Record set:
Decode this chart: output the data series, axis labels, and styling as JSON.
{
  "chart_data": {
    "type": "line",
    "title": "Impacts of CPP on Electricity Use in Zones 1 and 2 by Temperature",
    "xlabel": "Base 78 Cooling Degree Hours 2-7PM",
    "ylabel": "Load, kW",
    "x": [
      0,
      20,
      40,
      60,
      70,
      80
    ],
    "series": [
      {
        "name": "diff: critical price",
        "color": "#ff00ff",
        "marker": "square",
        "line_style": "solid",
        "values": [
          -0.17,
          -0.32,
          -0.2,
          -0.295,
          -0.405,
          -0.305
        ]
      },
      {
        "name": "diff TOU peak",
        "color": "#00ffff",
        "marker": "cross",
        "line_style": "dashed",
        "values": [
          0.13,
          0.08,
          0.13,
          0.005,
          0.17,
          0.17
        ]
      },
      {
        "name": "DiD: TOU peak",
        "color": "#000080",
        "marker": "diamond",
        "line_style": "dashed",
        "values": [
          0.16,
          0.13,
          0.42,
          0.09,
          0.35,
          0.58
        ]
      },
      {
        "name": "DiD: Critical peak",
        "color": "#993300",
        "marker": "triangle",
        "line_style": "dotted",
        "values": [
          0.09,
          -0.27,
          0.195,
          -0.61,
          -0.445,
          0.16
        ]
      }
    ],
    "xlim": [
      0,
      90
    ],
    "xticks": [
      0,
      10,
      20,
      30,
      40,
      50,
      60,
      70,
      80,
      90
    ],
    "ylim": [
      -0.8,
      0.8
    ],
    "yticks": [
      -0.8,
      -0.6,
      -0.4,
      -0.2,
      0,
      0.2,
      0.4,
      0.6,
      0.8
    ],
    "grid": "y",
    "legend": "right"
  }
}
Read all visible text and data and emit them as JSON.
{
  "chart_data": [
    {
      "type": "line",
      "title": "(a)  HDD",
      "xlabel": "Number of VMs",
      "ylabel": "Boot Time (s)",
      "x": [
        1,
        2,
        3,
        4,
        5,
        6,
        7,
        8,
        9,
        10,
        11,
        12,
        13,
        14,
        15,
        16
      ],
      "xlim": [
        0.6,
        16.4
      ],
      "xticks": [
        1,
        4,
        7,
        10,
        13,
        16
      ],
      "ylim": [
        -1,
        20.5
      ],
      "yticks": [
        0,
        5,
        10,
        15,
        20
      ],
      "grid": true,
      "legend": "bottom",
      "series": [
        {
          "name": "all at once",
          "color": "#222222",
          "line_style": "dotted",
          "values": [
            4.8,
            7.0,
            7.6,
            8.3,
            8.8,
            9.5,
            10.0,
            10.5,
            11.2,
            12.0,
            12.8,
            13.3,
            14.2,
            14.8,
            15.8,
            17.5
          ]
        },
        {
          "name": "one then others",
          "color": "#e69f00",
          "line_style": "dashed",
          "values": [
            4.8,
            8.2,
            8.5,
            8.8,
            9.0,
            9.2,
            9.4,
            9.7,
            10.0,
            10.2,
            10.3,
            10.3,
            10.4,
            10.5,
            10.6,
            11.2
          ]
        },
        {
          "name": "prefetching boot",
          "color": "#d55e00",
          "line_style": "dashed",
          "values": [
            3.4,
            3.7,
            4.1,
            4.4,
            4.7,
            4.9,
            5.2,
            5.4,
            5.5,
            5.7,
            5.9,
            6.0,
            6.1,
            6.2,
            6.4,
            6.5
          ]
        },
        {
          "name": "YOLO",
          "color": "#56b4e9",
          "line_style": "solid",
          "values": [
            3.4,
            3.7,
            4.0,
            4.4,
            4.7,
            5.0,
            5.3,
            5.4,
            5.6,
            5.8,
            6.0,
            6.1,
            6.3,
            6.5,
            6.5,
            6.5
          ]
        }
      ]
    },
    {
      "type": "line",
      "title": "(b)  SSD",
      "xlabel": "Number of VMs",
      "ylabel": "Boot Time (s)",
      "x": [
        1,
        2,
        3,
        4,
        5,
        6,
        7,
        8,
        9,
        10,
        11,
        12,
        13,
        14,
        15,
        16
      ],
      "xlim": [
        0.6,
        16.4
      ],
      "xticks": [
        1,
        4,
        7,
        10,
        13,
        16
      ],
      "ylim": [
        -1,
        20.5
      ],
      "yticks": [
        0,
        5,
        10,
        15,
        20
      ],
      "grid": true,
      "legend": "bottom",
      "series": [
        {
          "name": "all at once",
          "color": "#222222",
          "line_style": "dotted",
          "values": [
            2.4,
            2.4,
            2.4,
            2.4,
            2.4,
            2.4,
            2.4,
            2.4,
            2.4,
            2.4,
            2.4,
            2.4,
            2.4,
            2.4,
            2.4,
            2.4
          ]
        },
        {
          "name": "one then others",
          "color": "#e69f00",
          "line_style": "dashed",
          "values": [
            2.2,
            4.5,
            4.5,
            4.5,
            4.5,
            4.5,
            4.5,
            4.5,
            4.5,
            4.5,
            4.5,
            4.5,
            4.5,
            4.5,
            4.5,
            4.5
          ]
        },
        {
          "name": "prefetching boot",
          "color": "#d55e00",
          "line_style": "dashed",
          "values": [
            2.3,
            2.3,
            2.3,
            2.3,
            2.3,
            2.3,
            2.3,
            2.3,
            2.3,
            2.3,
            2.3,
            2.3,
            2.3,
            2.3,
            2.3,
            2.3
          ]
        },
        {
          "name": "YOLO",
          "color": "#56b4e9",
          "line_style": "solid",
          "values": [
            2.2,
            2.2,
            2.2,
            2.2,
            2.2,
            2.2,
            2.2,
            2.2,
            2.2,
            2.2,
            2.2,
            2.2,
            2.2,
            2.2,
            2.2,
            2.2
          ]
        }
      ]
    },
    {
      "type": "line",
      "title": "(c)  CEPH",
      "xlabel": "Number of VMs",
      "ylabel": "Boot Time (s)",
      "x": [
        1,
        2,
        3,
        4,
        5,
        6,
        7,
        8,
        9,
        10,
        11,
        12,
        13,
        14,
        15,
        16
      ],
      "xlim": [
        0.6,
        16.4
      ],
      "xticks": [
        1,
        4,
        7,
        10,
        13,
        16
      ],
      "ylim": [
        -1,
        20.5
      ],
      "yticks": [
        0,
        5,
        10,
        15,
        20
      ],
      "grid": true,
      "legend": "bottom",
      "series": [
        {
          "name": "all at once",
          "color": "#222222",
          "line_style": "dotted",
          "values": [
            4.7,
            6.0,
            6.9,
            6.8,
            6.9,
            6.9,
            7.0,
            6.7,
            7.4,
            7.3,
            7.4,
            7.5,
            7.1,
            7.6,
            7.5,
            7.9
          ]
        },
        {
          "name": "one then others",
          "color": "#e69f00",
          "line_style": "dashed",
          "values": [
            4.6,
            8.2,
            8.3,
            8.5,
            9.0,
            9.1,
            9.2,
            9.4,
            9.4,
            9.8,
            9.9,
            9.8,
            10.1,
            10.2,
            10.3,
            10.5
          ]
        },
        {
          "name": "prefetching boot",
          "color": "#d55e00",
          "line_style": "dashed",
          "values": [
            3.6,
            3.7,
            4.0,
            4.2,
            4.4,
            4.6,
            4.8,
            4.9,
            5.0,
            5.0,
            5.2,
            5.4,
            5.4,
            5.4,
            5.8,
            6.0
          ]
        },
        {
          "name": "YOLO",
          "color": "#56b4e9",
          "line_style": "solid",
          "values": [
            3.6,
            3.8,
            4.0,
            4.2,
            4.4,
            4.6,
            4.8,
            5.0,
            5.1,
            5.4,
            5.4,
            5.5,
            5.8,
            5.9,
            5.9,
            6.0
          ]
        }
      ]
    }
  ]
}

Exercise prompt:
Repeat every record, exactly as written.

Answer below:
Decode this chart: output the data series, axis labels, and styling as JSON.
{
  "chart_data": {
    "type": "line",
    "title": "Impacts of CPP on Electricity Use in Zones 1 and 2 by Temperature",
    "xlabel": "Base 78 Cooling Degree Hours 2-7PM",
    "ylabel": "Load, kW",
    "x": [
      0,
      20,
      40,
      60,
      70,
      80
    ],
    "series": [
      {
        "name": "diff: critical price",
        "color": "#ff00ff",
        "marker": "square",
        "line_style": "solid",
        "values": [
          -0.17,
          -0.32,
          -0.2,
          -0.295,
          -0.405,
          -0.305
        ]
      },
      {
        "name": "diff TOU peak",
        "color": "#00ffff",
        "marker": "cross",
        "line_style": "dashed",
        "values": [
          0.13,
          0.08,
          0.13,
          0.005,
          0.17,
          0.17
        ]
      },
      {
        "name": "DiD: TOU peak",
        "color": "#000080",
        "marker": "diamond",
        "line_style": "dashed",
        "values": [
          0.16,
          0.13,
          0.42,
          0.09,
          0.35,
          0.58
        ]
      },
      {
        "name": "DiD: Critical peak",
        "color": "#993300",
        "marker": "triangle",
        "line_style": "dotted",
        "values": [
          0.09,
          -0.27,
          0.195,
          -0.61,
          -0.445,
          0.16
        ]
      }
    ],
    "xlim": [
      0,
      90
    ],
    "xticks": [
      0,
      10,
      20,
      30,
      40,
      50,
      60,
      70,
      80,
      90
    ],
    "ylim": [
      -0.8,
      0.8
    ],
    "yticks": [
      -0.8,
      -0.6,
      -0.4,
      -0.2,
      0,
      0.2,
      0.4,
      0.6,
      0.8
    ],
    "grid": "y",
    "legend": "right"
  }
}
Read all visible text and data and emit them as JSON.
{
  "chart_data": [
    {
      "type": "line",
      "title": "(a)  HDD",
      "xlabel": "Number of VMs",
      "ylabel": "Boot Time (s)",
      "x": [
        1,
        2,
        3,
        4,
        5,
        6,
        7,
        8,
        9,
        10,
        11,
        12,
        13,
        14,
        15,
        16
      ],
      "xlim": [
        0.6,
        16.4
      ],
      "xticks": [
        1,
        4,
        7,
        10,
        13,
        16
      ],
      "ylim": [
        -1,
        20.5
      ],
      "yticks": [
        0,
        5,
        10,
        15,
        20
      ],
      "grid": true,
      "legend": "bottom",
      "series": [
        {
          "name": "all at once",
          "color": "#222222",
          "line_style": "dotted",
          "values": [
            4.8,
            7.0,
            7.6,
            8.3,
            8.8,
            9.5,
            10.0,
            10.5,
            11.2,
            12.0,
            12.8,
            13.3,
            14.2,
            14.8,
            15.8,
            17.5
          ]
        },
        {
          "name": "one then others",
          "color": "#e69f00",
          "line_style": "dashed",
          "values": [
            4.8,
            8.2,
            8.5,
            8.8,
            9.0,
            9.2,
            9.4,
            9.7,
            10.0,
            10.2,
            10.3,
            10.3,
            10.4,
            10.5,
            10.6,
            11.2
          ]
        },
        {
          "name": "prefetching boot",
          "color": "#d55e00",
          "line_style": "dashed",
          "values": [
            3.4,
            3.7,
            4.1,
            4.4,
            4.7,
            4.9,
            5.2,
            5.4,
            5.5,
            5.7,
            5.9,
            6.0,
            6.1,
            6.2,
            6.4,
            6.5
          ]
        },
        {
          "name": "YOLO",
          "color": "#56b4e9",
          "line_style": "solid",
          "values": [
            3.4,
            3.7,
            4.0,
            4.4,
            4.7,
            5.0,
            5.3,
            5.4,
            5.6,
            5.8,
            6.0,
            6.1,
            6.3,
            6.5,
            6.5,
            6.5
          ]
        }
      ]
    },
    {
      "type": "line",
      "title": "(b)  SSD",
      "xlabel": "Number of VMs",
      "ylabel": "Boot Time (s)",
      "x": [
        1,
        2,
        3,
        4,
        5,
        6,
        7,
        8,
        9,
        10,
        11,
        12,
        13,
        14,
        15,
        16
      ],
      "xlim": [
        0.6,
        16.4
      ],
      "xticks": [
        1,
        4,
        7,
        10,
        13,
        16
      ],
      "ylim": [
        -1,
        20.5
      ],
      "yticks": [
        0,
        5,
        10,
        15,
        20
      ],
      "grid": true,
      "legend": "bottom",
      "series": [
        {
          "name": "all at once",
          "color": "#222222",
          "line_style": "dotted",
          "values": [
            2.4,
            2.4,
            2.4,
            2.4,
            2.4,
            2.4,
            2.4,
            2.4,
            2.4,
            2.4,
            2.4,
            2.4,
            2.4,
            2.4,
            2.4,
            2.4
          ]
        },
        {
          "name": "one then others",
          "color": "#e69f00",
          "line_style": "dashed",
          "values": [
            2.2,
            4.5,
            4.5,
            4.5,
            4.5,
            4.5,
            4.5,
            4.5,
            4.5,
            4.5,
            4.5,
            4.5,
            4.5,
            4.5,
            4.5,
            4.5
          ]
        },
        {
          "name": "prefetching boot",
          "color": "#d55e00",
          "line_style": "dashed",
          "values": [
            2.3,
            2.3,
            2.3,
            2.3,
            2.3,
            2.3,
            2.3,
            2.3,
            2.3,
            2.3,
            2.3,
            2.3,
            2.3,
            2.3,
            2.3,
            2.3
          ]
        },
        {
          "name": "YOLO",
          "color": "#56b4e9",
          "line_style": "solid",
          "values": [
            2.2,
            2.2,
            2.2,
            2.2,
            2.2,
            2.2,
            2.2,
            2.2,
            2.2,
            2.2,
            2.2,
            2.2,
            2.2,
            2.2,
            2.2,
            2.2
          ]
        }
      ]
    },
    {
      "type": "line",
      "title": "(c)  CEPH",
      "xlabel": "Number of VMs",
      "ylabel": "Boot Time (s)",
      "x": [
        1,
        2,
        3,
        4,
        5,
        6,
        7,
        8,
        9,
        10,
        11,
        12,
        13,
        14,
        15,
        16
      ],
      "xlim": [
        0.6,
        16.4
      ],
      "xticks": [
        1,
        4,
        7,
        10,
        13,
        16
      ],
      "ylim": [
        -1,
        20.5
      ],
      "yticks": [
        0,
        5,
        10,
        15,
        20
      ],
      "grid": true,
      "legend": "bottom",
      "series": [
        {
          "name": "all at once",
          "color": "#222222",
          "line_style": "dotted",
          "values": [
            4.7,
            6.0,
            6.9,
            6.8,
            6.9,
            6.9,
            7.0,
            6.7,
            7.4,
            7.3,
            7.4,
            7.5,
            7.1,
            7.6,
            7.5,
            7.9
          ]
        },
        {
          "name": "one then others",
          "color": "#e69f00",
          "line_style": "dashed",
          "values": [
            4.6,
            8.2,
            8.3,
            8.5,
            9.0,
            9.1,
            9.2,
            9.4,
            9.4,
            9.8,
            9.9,
            9.8,
            10.1,
            10.2,
            10.3,
            10.5
          ]
        },
        {
          "name": "prefetching boot",
          "color": "#d55e00",
          "line_style": "dashed",
          "values": [
            3.6,
            3.7,
            4.0,
            4.2,
            4.4,
            4.6,
            4.8,
            4.9,
            5.0,
            5.0,
            5.2,
            5.4,
            5.4,
            5.4,
            5.8,
            6.0
          ]
        },
        {
          "name": "YOLO",
          "color": "#56b4e9",
          "line_style": "solid",
          "values": [
            3.6,
            3.8,
            4.0,
            4.2,
            4.4,
            4.6,
            4.8,
            5.0,
            5.1,
            5.4,
            5.4,
            5.5,
            5.8,
            5.9,
            5.9,
            6.0
          ]
        }
      ]
    }
  ]
}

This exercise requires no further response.